WRITTEN REQUEST:
Copy each line in the data that includes the word "make".

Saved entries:
--- begin ---
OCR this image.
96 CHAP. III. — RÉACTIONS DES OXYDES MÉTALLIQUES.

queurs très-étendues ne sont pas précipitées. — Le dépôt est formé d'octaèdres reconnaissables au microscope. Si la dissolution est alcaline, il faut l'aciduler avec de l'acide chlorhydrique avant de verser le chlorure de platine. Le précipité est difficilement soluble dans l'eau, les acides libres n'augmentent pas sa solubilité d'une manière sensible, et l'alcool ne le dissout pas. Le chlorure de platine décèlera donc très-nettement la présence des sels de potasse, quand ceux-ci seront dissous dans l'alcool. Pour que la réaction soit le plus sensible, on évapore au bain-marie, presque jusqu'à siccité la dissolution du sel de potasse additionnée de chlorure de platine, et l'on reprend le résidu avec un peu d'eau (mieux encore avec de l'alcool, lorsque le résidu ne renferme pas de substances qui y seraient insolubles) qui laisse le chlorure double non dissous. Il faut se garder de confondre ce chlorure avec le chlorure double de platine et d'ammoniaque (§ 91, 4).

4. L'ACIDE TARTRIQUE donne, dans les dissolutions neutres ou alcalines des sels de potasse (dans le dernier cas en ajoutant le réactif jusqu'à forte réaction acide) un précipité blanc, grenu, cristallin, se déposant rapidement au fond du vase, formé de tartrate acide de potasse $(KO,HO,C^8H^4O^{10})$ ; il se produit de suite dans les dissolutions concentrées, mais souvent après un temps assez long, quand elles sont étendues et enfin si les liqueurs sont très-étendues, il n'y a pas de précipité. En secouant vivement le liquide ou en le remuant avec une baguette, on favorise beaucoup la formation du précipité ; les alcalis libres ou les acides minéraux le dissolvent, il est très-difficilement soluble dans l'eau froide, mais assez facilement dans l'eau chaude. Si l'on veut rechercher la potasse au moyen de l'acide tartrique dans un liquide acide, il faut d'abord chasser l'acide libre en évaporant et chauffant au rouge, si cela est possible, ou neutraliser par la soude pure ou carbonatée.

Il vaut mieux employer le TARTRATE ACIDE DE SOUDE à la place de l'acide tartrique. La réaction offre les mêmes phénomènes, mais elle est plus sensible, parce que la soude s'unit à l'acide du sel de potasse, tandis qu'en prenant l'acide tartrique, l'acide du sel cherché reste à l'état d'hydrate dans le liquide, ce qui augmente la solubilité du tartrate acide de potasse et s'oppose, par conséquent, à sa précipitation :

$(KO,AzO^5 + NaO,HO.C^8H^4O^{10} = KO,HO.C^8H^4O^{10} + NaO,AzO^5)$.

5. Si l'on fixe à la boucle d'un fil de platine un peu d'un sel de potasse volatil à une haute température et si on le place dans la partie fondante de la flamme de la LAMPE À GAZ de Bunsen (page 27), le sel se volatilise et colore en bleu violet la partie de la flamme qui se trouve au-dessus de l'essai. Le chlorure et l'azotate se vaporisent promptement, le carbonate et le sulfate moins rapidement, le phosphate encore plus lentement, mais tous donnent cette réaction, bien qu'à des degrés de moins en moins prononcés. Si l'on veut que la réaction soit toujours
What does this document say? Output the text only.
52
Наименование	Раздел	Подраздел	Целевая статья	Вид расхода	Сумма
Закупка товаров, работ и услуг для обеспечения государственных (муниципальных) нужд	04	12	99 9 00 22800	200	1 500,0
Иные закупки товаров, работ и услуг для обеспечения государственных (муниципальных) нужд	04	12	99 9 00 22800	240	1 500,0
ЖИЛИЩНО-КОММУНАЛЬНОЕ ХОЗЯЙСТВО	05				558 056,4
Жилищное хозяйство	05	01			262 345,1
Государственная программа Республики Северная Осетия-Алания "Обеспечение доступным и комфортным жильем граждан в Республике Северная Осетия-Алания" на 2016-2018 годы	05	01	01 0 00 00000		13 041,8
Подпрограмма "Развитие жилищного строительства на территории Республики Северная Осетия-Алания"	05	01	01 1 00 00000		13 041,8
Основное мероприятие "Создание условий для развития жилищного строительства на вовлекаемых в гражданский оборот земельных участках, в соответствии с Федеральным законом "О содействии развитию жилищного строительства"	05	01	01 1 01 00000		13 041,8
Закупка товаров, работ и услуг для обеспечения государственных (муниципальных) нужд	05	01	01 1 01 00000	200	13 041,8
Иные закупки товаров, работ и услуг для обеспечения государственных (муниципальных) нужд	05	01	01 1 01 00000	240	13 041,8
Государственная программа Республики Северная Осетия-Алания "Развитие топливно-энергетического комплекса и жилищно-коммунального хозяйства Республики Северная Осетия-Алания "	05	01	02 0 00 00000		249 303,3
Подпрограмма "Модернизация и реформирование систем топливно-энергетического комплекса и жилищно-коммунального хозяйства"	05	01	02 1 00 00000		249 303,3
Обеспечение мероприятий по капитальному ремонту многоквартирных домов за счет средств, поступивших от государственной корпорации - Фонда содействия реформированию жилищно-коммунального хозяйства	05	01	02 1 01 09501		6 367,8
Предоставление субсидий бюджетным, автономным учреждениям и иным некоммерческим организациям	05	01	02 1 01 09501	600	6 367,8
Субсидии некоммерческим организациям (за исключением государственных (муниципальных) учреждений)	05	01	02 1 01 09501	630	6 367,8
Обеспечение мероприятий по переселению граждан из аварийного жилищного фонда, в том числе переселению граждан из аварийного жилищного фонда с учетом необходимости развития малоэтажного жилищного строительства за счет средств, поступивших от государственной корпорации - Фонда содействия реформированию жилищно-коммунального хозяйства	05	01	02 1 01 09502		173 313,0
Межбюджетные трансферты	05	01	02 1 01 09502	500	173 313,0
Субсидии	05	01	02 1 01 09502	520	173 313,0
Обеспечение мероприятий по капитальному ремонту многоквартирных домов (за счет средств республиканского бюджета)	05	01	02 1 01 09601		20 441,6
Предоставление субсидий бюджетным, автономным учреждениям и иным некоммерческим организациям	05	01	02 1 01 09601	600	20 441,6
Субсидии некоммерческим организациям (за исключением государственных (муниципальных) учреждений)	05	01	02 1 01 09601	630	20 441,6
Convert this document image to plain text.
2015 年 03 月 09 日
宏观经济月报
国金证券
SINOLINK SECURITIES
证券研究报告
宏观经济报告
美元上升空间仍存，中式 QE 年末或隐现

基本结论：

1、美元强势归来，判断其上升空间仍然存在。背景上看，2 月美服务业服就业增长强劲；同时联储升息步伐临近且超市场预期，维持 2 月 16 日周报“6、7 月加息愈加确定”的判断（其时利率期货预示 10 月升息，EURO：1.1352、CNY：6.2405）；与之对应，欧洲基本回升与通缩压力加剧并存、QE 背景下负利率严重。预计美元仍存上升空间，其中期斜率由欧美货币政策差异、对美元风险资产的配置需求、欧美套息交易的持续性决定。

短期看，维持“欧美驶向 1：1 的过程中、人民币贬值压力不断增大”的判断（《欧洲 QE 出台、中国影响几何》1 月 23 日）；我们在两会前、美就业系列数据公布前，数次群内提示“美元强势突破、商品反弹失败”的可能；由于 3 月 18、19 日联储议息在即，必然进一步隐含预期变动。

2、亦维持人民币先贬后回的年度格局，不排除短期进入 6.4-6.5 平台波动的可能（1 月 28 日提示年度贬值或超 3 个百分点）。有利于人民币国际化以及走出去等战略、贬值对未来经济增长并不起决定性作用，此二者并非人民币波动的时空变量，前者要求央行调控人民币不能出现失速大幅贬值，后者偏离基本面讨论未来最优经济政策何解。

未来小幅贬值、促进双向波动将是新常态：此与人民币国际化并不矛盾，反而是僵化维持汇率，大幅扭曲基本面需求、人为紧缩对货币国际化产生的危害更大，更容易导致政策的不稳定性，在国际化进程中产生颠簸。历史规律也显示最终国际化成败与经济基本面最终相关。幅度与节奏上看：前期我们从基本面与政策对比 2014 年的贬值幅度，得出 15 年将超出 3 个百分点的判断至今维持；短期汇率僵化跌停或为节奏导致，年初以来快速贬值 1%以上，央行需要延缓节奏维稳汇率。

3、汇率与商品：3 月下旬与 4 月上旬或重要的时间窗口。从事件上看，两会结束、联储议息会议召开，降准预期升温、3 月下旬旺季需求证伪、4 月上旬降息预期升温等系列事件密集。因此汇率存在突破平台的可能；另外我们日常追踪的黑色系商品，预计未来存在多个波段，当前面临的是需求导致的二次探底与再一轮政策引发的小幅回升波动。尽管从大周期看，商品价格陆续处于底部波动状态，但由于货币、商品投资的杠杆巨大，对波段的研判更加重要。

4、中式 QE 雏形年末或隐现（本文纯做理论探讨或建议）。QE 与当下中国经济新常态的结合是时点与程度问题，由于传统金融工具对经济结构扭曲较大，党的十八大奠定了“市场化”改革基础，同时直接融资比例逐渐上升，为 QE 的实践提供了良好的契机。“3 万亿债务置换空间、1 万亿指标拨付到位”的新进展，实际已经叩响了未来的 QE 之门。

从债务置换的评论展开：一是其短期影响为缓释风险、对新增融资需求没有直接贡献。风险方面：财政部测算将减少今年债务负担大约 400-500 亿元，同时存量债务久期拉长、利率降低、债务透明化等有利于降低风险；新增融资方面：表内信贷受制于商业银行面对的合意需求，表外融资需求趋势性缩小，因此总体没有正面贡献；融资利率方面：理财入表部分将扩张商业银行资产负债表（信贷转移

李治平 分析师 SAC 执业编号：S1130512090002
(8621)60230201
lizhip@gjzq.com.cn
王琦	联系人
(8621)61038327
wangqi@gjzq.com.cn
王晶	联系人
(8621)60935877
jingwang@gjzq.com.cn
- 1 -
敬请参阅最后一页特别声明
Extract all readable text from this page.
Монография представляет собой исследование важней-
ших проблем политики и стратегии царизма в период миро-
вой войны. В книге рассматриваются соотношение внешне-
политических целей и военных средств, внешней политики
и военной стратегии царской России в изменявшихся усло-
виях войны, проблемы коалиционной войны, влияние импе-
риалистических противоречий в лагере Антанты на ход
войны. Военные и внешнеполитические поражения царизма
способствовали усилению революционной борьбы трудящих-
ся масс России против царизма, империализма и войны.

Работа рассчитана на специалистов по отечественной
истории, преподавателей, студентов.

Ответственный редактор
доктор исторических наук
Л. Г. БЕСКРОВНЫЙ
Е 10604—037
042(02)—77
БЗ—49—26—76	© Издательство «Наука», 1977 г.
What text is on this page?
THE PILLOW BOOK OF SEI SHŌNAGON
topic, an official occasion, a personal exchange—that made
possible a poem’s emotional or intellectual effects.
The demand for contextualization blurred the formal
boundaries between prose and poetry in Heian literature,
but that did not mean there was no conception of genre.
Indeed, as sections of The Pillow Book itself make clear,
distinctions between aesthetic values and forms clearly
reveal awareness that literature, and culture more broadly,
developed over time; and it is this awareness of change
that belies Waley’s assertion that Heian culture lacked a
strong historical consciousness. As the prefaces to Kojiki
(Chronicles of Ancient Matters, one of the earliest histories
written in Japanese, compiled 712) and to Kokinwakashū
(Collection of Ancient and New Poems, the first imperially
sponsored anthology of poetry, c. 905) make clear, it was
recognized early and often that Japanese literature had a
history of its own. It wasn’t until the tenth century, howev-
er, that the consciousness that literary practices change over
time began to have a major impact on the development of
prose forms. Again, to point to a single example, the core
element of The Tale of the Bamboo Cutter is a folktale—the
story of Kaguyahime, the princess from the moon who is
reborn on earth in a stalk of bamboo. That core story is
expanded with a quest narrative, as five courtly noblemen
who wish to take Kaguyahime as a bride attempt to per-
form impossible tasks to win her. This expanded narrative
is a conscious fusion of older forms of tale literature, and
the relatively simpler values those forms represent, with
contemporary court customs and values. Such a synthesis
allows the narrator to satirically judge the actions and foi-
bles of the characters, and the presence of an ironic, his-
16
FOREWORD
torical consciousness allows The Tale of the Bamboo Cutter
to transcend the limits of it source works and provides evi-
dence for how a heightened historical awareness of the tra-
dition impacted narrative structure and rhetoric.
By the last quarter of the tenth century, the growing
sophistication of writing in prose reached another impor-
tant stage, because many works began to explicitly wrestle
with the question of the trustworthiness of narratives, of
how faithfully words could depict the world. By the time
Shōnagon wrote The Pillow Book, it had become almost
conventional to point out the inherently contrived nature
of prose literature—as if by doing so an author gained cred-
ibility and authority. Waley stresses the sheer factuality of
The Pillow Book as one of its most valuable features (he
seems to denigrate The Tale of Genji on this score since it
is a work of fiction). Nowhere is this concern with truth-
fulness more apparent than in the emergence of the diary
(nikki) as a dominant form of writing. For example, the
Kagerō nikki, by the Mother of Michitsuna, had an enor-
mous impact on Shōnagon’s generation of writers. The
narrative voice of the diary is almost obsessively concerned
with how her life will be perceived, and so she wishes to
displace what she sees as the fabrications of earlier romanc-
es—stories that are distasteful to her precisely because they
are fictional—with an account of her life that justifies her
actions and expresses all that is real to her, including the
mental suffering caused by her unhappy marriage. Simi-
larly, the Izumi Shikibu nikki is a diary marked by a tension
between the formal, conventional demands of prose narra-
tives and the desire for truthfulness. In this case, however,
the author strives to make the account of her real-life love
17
--- end ---
PROBLEM SOLUTION:
Indeed, as sections of The Pillow Book itself make clear,
sponsored anthology of poetry, c. 905) make clear, it was
the author strives to make the account of her real-life love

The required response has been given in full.